* [TASK OBJECTIVE] Extract the whole listing as it stands. Do not include the pictures.

* [ROWS]
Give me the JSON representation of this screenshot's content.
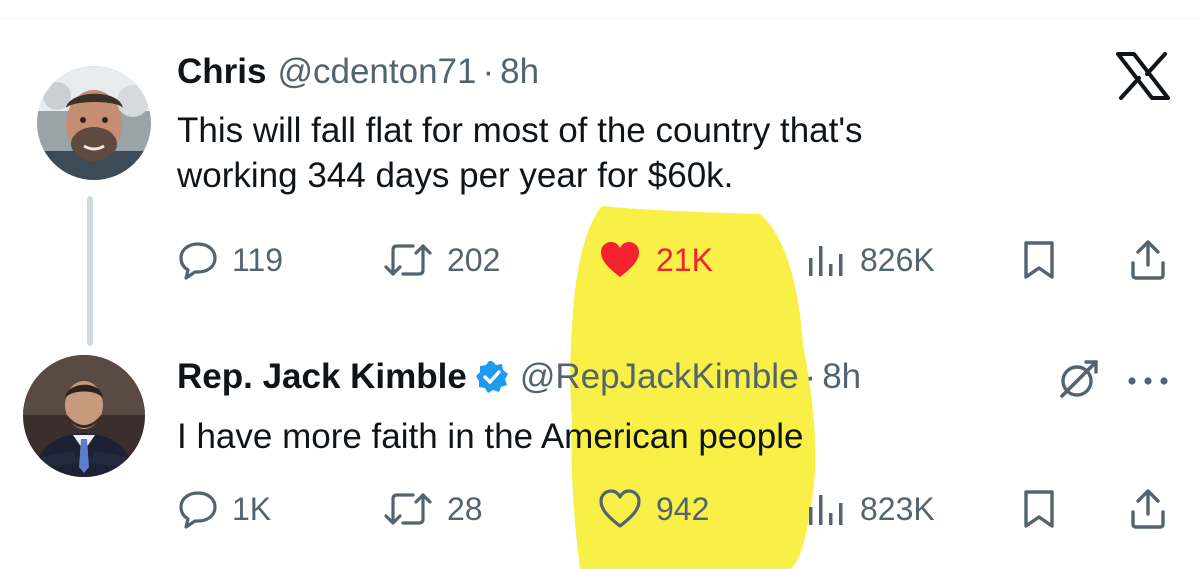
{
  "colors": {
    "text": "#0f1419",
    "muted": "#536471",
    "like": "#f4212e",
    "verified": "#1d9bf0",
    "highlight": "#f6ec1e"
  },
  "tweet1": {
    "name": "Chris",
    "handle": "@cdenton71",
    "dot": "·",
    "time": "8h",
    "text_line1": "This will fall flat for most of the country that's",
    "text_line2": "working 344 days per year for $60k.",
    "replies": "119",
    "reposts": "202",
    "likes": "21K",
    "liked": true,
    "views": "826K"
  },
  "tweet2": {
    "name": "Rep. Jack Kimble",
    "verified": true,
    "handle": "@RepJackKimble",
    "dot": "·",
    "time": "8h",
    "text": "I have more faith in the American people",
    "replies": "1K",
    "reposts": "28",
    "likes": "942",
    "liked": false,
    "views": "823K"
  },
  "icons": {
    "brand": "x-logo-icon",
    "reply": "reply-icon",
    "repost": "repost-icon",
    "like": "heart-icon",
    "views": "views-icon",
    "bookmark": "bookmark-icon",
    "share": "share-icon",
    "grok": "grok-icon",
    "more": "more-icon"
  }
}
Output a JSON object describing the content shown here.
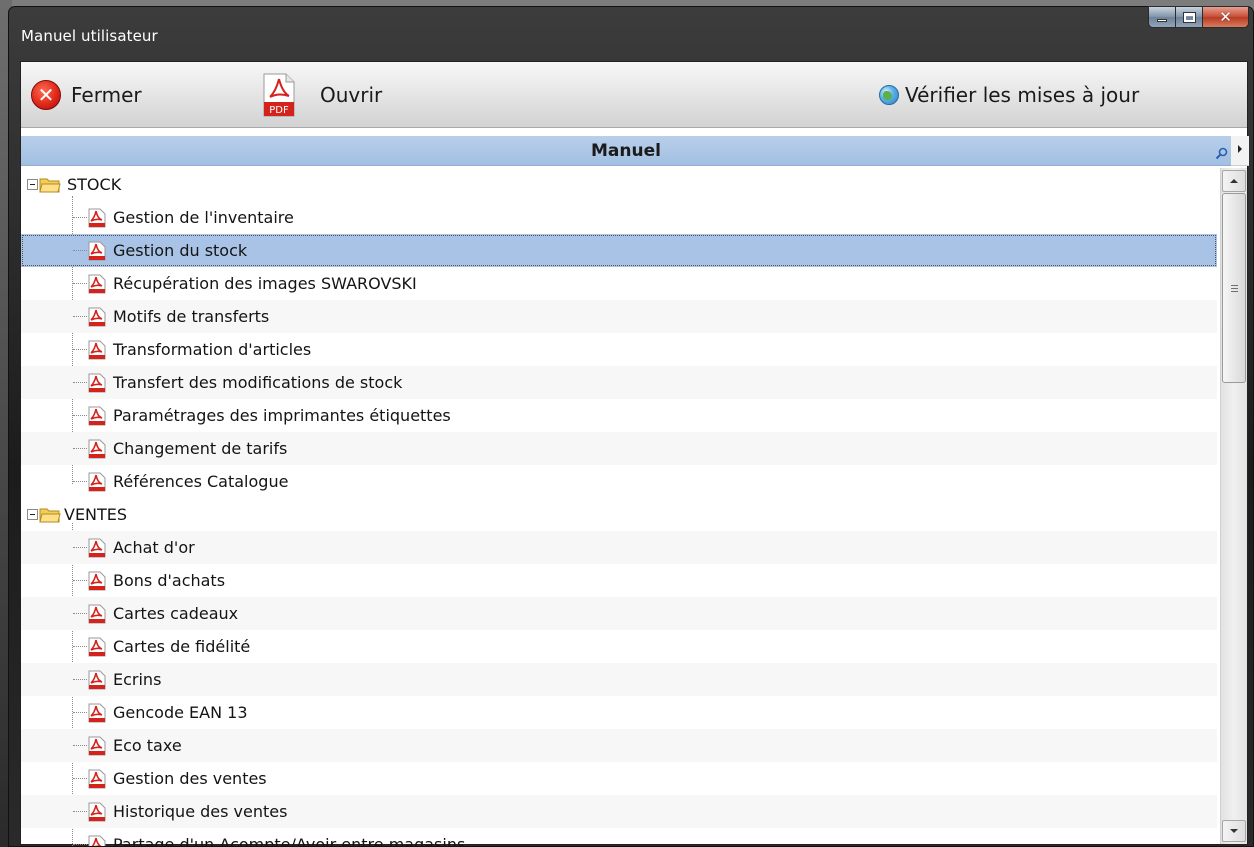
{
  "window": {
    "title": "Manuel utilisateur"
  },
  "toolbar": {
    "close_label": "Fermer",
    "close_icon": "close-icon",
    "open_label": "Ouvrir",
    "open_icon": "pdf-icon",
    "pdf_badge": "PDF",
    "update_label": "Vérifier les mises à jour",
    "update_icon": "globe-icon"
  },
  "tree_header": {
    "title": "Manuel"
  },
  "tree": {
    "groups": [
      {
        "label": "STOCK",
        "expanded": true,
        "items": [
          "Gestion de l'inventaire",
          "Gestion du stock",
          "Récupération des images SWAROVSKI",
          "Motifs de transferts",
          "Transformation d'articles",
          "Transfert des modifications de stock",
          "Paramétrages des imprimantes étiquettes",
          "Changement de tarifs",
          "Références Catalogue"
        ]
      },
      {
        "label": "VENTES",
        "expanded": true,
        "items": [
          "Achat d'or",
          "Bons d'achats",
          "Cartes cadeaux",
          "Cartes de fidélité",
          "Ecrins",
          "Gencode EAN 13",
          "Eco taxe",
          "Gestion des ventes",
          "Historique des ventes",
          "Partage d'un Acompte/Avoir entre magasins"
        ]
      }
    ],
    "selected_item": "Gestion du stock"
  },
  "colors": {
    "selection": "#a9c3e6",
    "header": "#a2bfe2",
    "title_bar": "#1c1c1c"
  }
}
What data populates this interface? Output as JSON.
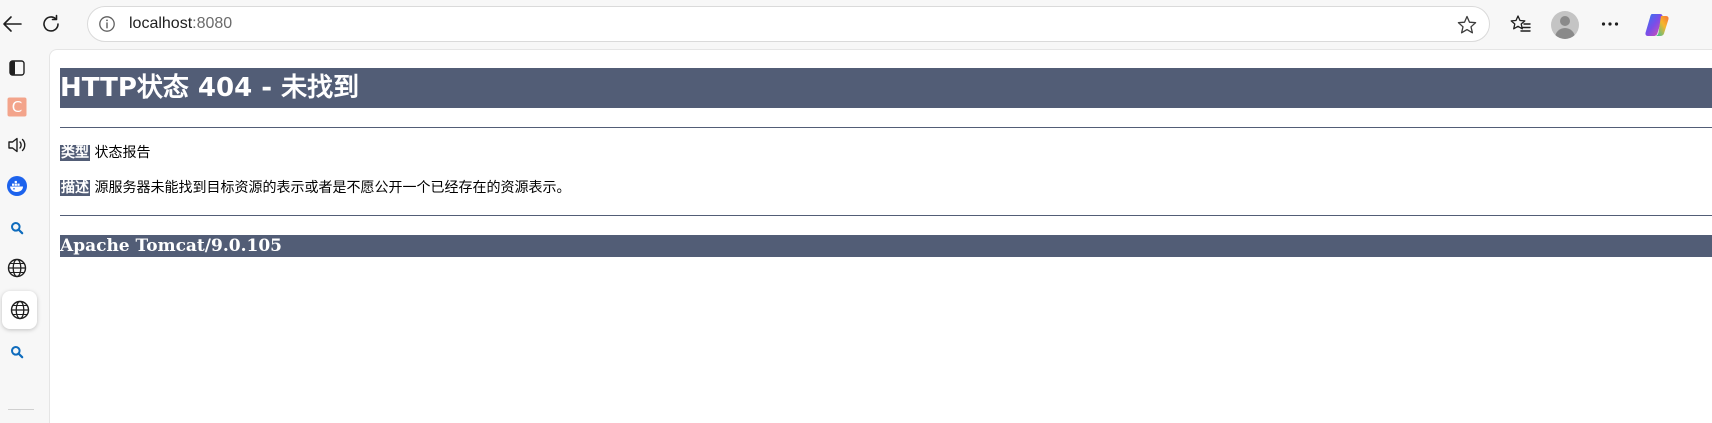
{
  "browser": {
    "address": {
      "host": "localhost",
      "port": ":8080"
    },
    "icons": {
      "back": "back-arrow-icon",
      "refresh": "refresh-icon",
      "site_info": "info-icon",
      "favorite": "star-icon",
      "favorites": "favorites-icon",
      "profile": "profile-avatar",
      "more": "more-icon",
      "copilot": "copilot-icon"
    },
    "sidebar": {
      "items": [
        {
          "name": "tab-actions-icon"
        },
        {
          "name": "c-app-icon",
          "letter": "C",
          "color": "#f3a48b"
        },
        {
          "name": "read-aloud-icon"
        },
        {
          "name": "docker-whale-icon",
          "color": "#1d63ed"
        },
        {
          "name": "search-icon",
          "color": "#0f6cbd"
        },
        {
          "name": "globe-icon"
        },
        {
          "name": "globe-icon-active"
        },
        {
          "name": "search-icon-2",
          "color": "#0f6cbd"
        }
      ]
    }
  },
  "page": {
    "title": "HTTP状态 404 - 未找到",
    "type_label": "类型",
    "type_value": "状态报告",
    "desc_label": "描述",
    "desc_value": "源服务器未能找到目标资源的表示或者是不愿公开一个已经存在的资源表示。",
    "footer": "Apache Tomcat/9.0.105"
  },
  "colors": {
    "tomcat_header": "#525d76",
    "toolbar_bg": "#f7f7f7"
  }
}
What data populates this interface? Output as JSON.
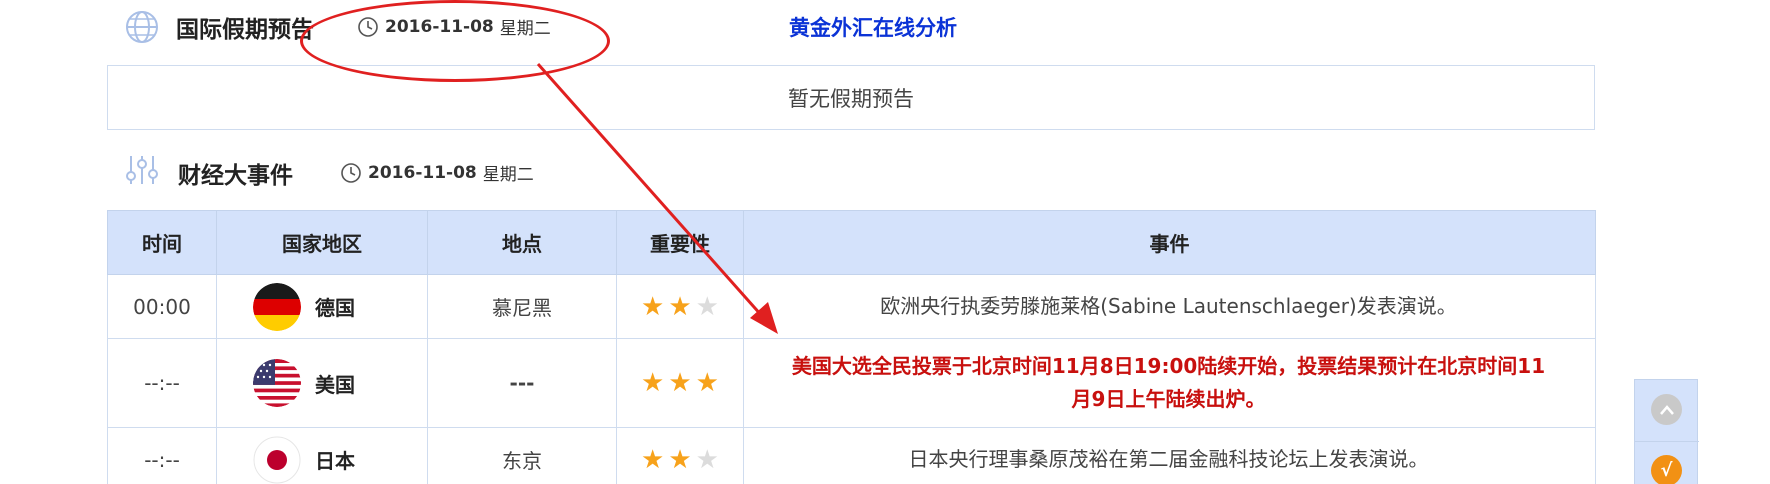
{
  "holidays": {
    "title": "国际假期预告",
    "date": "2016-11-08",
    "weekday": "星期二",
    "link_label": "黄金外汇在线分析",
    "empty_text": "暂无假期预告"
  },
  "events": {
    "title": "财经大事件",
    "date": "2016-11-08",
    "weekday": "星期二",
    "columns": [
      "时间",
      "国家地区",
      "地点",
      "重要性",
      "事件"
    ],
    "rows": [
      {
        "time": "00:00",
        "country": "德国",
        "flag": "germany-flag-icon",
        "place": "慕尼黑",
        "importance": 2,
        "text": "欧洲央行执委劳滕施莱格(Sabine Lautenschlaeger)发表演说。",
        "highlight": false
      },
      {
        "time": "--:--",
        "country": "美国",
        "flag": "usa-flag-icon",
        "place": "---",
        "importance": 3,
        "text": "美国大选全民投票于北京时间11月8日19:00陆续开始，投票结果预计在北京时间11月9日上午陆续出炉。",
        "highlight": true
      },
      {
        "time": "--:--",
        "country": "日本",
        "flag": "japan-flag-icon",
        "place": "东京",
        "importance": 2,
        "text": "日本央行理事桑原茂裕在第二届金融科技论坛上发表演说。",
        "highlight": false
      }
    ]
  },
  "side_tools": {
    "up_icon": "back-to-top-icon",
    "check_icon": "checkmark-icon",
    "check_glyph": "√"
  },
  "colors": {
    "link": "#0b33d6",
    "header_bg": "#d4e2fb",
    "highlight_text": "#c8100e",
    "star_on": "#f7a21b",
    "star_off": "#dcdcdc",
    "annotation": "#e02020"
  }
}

* [WRITTEN REPLY]
Give me the JSON representation of this screenshot's content.
{
  "colors": {
    "text": "#0f1419",
    "muted": "#536471",
    "like": "#f4212e",
    "verified": "#1d9bf0",
    "highlight": "#f6ec1e"
  },
  "tweet1": {
    "name": "Chris",
    "handle": "@cdenton71",
    "dot": "·",
    "time": "8h",
    "text_line1": "This will fall flat for most of the country that's",
    "text_line2": "working 344 days per year for $60k.",
    "replies": "119",
    "reposts": "202",
    "likes": "21K",
    "liked": true,
    "views": "826K"
  },
  "tweet2": {
    "name": "Rep. Jack Kimble",
    "verified": true,
    "handle": "@RepJackKimble",
    "dot": "·",
    "time": "8h",
    "text": "I have more faith in the American people",
    "replies": "1K",
    "reposts": "28",
    "likes": "942",
    "liked": false,
    "views": "823K"
  },
  "icons": {
    "brand": "x-logo-icon",
    "reply": "reply-icon",
    "repost": "repost-icon",
    "like": "heart-icon",
    "views": "views-icon",
    "bookmark": "bookmark-icon",
    "share": "share-icon",
    "grok": "grok-icon",
    "more": "more-icon"
  }
}
Output a JSON object describing the content shown here.
{
  "window": {
    "title": "Manuel utilisateur"
  },
  "toolbar": {
    "close_label": "Fermer",
    "close_icon": "close-icon",
    "open_label": "Ouvrir",
    "open_icon": "pdf-icon",
    "pdf_badge": "PDF",
    "update_label": "Vérifier les mises à jour",
    "update_icon": "globe-icon"
  },
  "tree_header": {
    "title": "Manuel"
  },
  "tree": {
    "groups": [
      {
        "label": "STOCK",
        "expanded": true,
        "items": [
          "Gestion de l'inventaire",
          "Gestion du stock",
          "Récupération des images SWAROVSKI",
          "Motifs de transferts",
          "Transformation d'articles",
          "Transfert des modifications de stock",
          "Paramétrages des imprimantes étiquettes",
          "Changement de tarifs",
          "Références Catalogue"
        ]
      },
      {
        "label": "VENTES",
        "expanded": true,
        "items": [
          "Achat d'or",
          "Bons d'achats",
          "Cartes cadeaux",
          "Cartes de fidélité",
          "Ecrins",
          "Gencode EAN 13",
          "Eco taxe",
          "Gestion des ventes",
          "Historique des ventes",
          "Partage d'un Acompte/Avoir entre magasins"
        ]
      }
    ],
    "selected_item": "Gestion du stock"
  },
  "colors": {
    "selection": "#a9c3e6",
    "header": "#a2bfe2",
    "title_bar": "#1c1c1c"
  }
}
What data populates this interface? Output as JSON.
{
  "browser": {
    "address": {
      "host": "localhost",
      "port": ":8080"
    },
    "icons": {
      "back": "back-arrow-icon",
      "refresh": "refresh-icon",
      "site_info": "info-icon",
      "favorite": "star-icon",
      "favorites": "favorites-icon",
      "profile": "profile-avatar",
      "more": "more-icon",
      "copilot": "copilot-icon"
    },
    "sidebar": {
      "items": [
        {
          "name": "tab-actions-icon"
        },
        {
          "name": "c-app-icon",
          "letter": "C",
          "color": "#f3a48b"
        },
        {
          "name": "read-aloud-icon"
        },
        {
          "name": "docker-whale-icon",
          "color": "#1d63ed"
        },
        {
          "name": "search-icon",
          "color": "#0f6cbd"
        },
        {
          "name": "globe-icon"
        },
        {
          "name": "globe-icon-active"
        },
        {
          "name": "search-icon-2",
          "color": "#0f6cbd"
        }
      ]
    }
  },
  "page": {
    "title": "HTTP状态 404 - 未找到",
    "type_label": "类型",
    "type_value": "状态报告",
    "desc_label": "描述",
    "desc_value": "源服务器未能找到目标资源的表示或者是不愿公开一个已经存在的资源表示。",
    "footer": "Apache Tomcat/9.0.105"
  },
  "colors": {
    "tomcat_header": "#525d76",
    "toolbar_bg": "#f7f7f7"
  }
}
What data populates this interface? Output as JSON.
{
  "holidays": {
    "title": "国际假期预告",
    "date": "2016-11-08",
    "weekday": "星期二",
    "link_label": "黄金外汇在线分析",
    "empty_text": "暂无假期预告"
  },
  "events": {
    "title": "财经大事件",
    "date": "2016-11-08",
    "weekday": "星期二",
    "columns": [
      "时间",
      "国家地区",
      "地点",
      "重要性",
      "事件"
    ],
    "rows": [
      {
        "time": "00:00",
        "country": "德国",
        "flag": "germany-flag-icon",
        "place": "慕尼黑",
        "importance": 2,
        "text": "欧洲央行执委劳滕施莱格(Sabine Lautenschlaeger)发表演说。",
        "highlight": false
      },
      {
        "time": "--:--",
        "country": "美国",
        "flag": "usa-flag-icon",
        "place": "---",
        "importance": 3,
        "text": "美国大选全民投票于北京时间11月8日19:00陆续开始，投票结果预计在北京时间11月9日上午陆续出炉。",
        "highlight": true
      },
      {
        "time": "--:--",
        "country": "日本",
        "flag": "japan-flag-icon",
        "place": "东京",
        "importance": 2,
        "text": "日本央行理事桑原茂裕在第二届金融科技论坛上发表演说。",
        "highlight": false
      }
    ]
  },
  "side_tools": {
    "up_icon": "back-to-top-icon",
    "check_icon": "checkmark-icon",
    "check_glyph": "√"
  },
  "colors": {
    "link": "#0b33d6",
    "header_bg": "#d4e2fb",
    "highlight_text": "#c8100e",
    "star_on": "#f7a21b",
    "star_off": "#dcdcdc",
    "annotation": "#e02020"
  }
}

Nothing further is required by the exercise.